(Some records)
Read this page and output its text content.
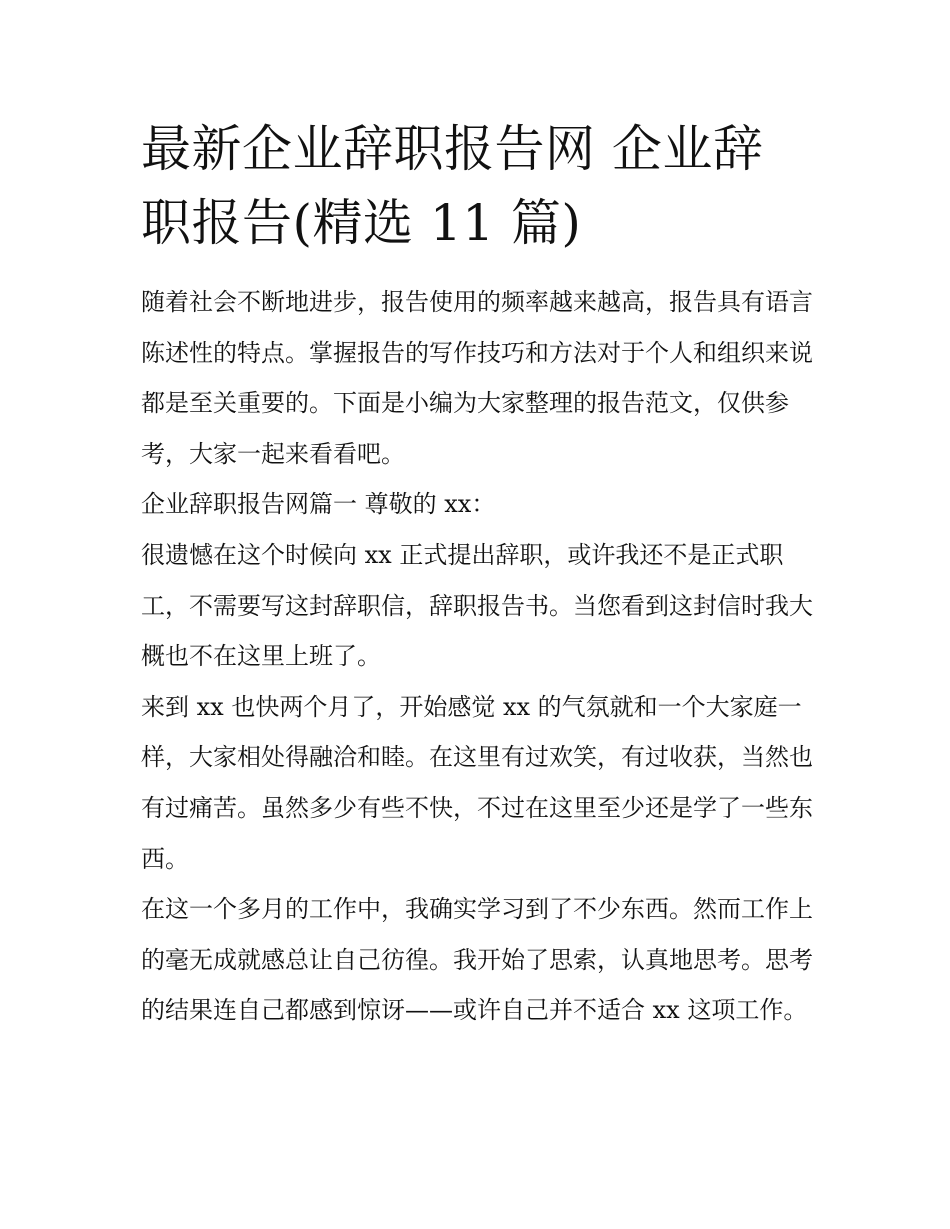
最新企业辞职报告网 企业辞职报告(精选 11 篇)

随着社会不断地进步，报告使用的频率越来越高，报告具有语言陈述性的特点。掌握报告的写作技巧和方法对于个人和组织来说都是至关重要的。下面是小编为大家整理的报告范文，仅供参考，大家一起来看看吧。

企业辞职报告网篇一 尊敬的 xx：

很遗憾在这个时候向 xx 正式提出辞职，或许我还不是正式职工，不需要写这封辞职信，辞职报告书。当您看到这封信时我大概也不在这里上班了。

来到 xx 也快两个月了，开始感觉 xx 的气氛就和一个大家庭一样，大家相处得融洽和睦。在这里有过欢笑，有过收获，当然也有过痛苦。虽然多少有些不快，不过在这里至少还是学了一些东西。

在这一个多月的工作中，我确实学习到了不少东西。然而工作上的毫无成就感总让自己彷徨。我开始了思索，认真地思考。思考的结果连自己都感到惊讶——或许自己并不适合 xx 这项工作。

*Direction*
Quote the full listing above word for word; exclude every picture from the copy.

*Answer to this task*
Read this page and output its text content.
最新企业辞职报告网 企业辞职报告(精选 11 篇)

随着社会不断地进步，报告使用的频率越来越高，报告具有语言陈述性的特点。掌握报告的写作技巧和方法对于个人和组织来说都是至关重要的。下面是小编为大家整理的报告范文，仅供参考，大家一起来看看吧。

企业辞职报告网篇一 尊敬的 xx：

很遗憾在这个时候向 xx 正式提出辞职，或许我还不是正式职工，不需要写这封辞职信，辞职报告书。当您看到这封信时我大概也不在这里上班了。

来到 xx 也快两个月了，开始感觉 xx 的气氛就和一个大家庭一样，大家相处得融洽和睦。在这里有过欢笑，有过收获，当然也有过痛苦。虽然多少有些不快，不过在这里至少还是学了一些东西。

在这一个多月的工作中，我确实学习到了不少东西。然而工作上的毫无成就感总让自己彷徨。我开始了思索，认真地思考。思考的结果连自己都感到惊讶——或许自己并不适合 xx 这项工作。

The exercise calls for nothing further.